▶ [Task brief]: Take the material and output all of it exactly.

Stored records:
<<<<
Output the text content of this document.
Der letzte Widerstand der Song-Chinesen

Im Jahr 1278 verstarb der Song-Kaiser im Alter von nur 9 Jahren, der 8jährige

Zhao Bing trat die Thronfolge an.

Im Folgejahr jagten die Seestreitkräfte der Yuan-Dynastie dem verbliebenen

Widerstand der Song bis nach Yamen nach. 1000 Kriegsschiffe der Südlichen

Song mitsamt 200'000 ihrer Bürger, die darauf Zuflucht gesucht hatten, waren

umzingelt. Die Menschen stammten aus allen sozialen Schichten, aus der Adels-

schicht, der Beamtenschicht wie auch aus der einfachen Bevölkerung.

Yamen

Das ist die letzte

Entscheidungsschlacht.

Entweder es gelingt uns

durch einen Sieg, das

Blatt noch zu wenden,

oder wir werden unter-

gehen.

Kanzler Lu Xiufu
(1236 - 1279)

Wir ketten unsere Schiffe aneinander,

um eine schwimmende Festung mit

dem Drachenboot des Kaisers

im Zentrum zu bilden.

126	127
>>>>
▶ [Worked solution]:
Output the text content of this document.
Der letzte Widerstand der Song-Chinesen

Im Jahr 1278 verstarb der Song-Kaiser im Alter von nur 9 Jahren, der 8jährige

Zhao Bing trat die Thronfolge an.

Im Folgejahr jagten die Seestreitkräfte der Yuan-Dynastie dem verbliebenen

Widerstand der Song bis nach Yamen nach. 1000 Kriegsschiffe der Südlichen

Song mitsamt 200'000 ihrer Bürger, die darauf Zuflucht gesucht hatten, waren

umzingelt. Die Menschen stammten aus allen sozialen Schichten, aus der Adels-

schicht, der Beamtenschicht wie auch aus der einfachen Bevölkerung.

Yamen

Das ist die letzte

Entscheidungsschlacht.

Entweder es gelingt uns

durch einen Sieg, das

Blatt noch zu wenden,

oder wir werden unter-

gehen.

Kanzler Lu Xiufu
(1236 - 1279)

Wir ketten unsere Schiffe aneinander,

um eine schwimmende Festung mit

dem Drachenboot des Kaisers

im Zentrum zu bilden.

126	127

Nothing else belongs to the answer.